In the material below, identify each line bearing the word "选项A错误". Reproduce those lines.

....................

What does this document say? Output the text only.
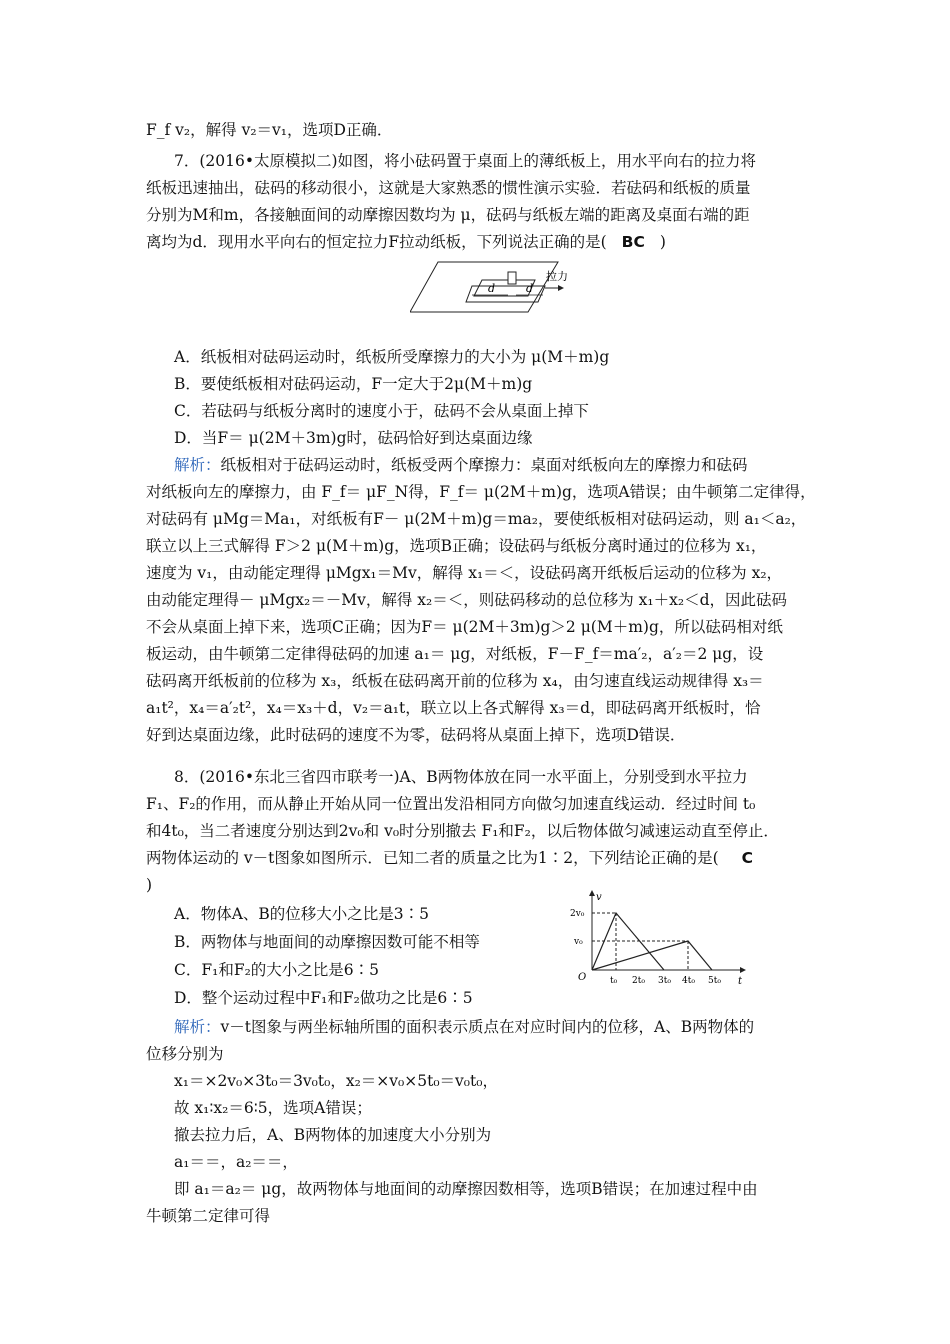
F_f v₂，解得 v₂＝v₁，选项D正确．
7．(2016•太原模拟二)如图，将小砝码置于桌面上的薄纸板上，用水平向右的拉力将
纸板迅速抽出，砝码的移动很小，这就是大家熟悉的惯性演示实验．若砝码和纸板的质量
分别为M和m，各接触面间的动摩擦因数均为 μ，砝码与纸板左端的距离及桌面右端的距
离均为d．现用水平向右的恒定拉力F拉动纸板，下列说法正确的是( BC )
d	d
拉力
A．纸板相对砝码运动时，纸板所受摩擦力的大小为 μ(M＋m)g
B．要使纸板相对砝码运动，F一定大于2μ(M＋m)g
C．若砝码与纸板分离时的速度小于，砝码不会从桌面上掉下
D．当F＝ μ(2M＋3m)g时，砝码恰好到达桌面边缘
解析：纸板相对于砝码运动时，纸板受两个摩擦力：桌面对纸板向左的摩擦力和砝码
对纸板向左的摩擦力，由 F_f＝ μF_N得，F_f＝ μ(2M＋m)g，选项A错误；由牛顿第二定律得，
对砝码有 μMg＝Ma₁，对纸板有F－ μ(2M＋m)g＝ma₂，要使纸板相对砝码运动，则 a₁＜a₂，
联立以上三式解得 F＞2 μ(M＋m)g，选项B正确；设砝码与纸板分离时通过的位移为 x₁，
速度为 v₁，由动能定理得 μMgx₁＝Mv，解得 x₁＝＜，设砝码离开纸板后运动的位移为 x₂，
由动能定理得－ μMgx₂＝－Mv，解得 x₂＝＜，则砝码移动的总位移为 x₁＋x₂＜d，因此砝码
不会从桌面上掉下来，选项C正确；因为F＝ μ(2M＋3m)g＞2 μ(M＋m)g，所以砝码相对纸
板运动，由牛顿第二定律得砝码的加速 a₁＝ μg，对纸板，F－F_f＝ma′₂，a′₂＝2 μg，设
砝码离开纸板前的位移为 x₃，纸板在砝码离开前的位移为 x₄，由匀速直线运动规律得 x₃＝
a₁t²，x₄＝a′₂t²，x₄＝x₃＋d，v₂＝a₁t，联立以上各式解得 x₃＝d，即砝码离开纸板时，恰
好到达桌面边缘，此时砝码的速度不为零，砝码将从桌面上掉下，选项D错误．
8．(2016•东北三省四市联考一)A、B两物体放在同一水平面上，分别受到水平拉力
F₁、F₂的作用，而从静止开始从同一位置出发沿相同方向做匀加速直线运动．经过时间 t₀
和4t₀，当二者速度分别达到2v₀和 v₀时分别撤去 F₁和F₂，以后物体做匀减速运动直至停止．
两物体运动的 v－t图象如图所示．已知二者的质量之比为1∶2，下列结论正确的是( C
)
A．物体A、B的位移大小之比是3∶5
B．两物体与地面间的动摩擦因数可能不相等
C．F₁和F₂的大小之比是6∶5
D．整个运动过程中F₁和F₂做功之比是6∶5
v
t
O
2v₀
v₀
t₀ 2t₀ 3t₀ 4t₀ 5t₀
解析：v－t图象与两坐标轴所围的面积表示质点在对应时间内的位移，A、B两物体的
位移分别为
x₁＝×2v₀×3t₀＝3v₀t₀，x₂＝×v₀×5t₀＝v₀t₀，
故 x₁∶x₂＝6∶5，选项A错误；
撤去拉力后，A、B两物体的加速度大小分别为
a₁＝＝，a₂＝＝，
即 a₁＝a₂＝ μg，故两物体与地面间的动摩擦因数相等，选项B错误；在加速过程中由
牛顿第二定律可得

....................

Problem solution:
对纸板向左的摩擦力，由 F_f＝ μF_N得，F_f＝ μ(2M＋m)g，选项A错误；由牛顿第二定律得，
故 x₁∶x₂＝6∶5，选项A错误；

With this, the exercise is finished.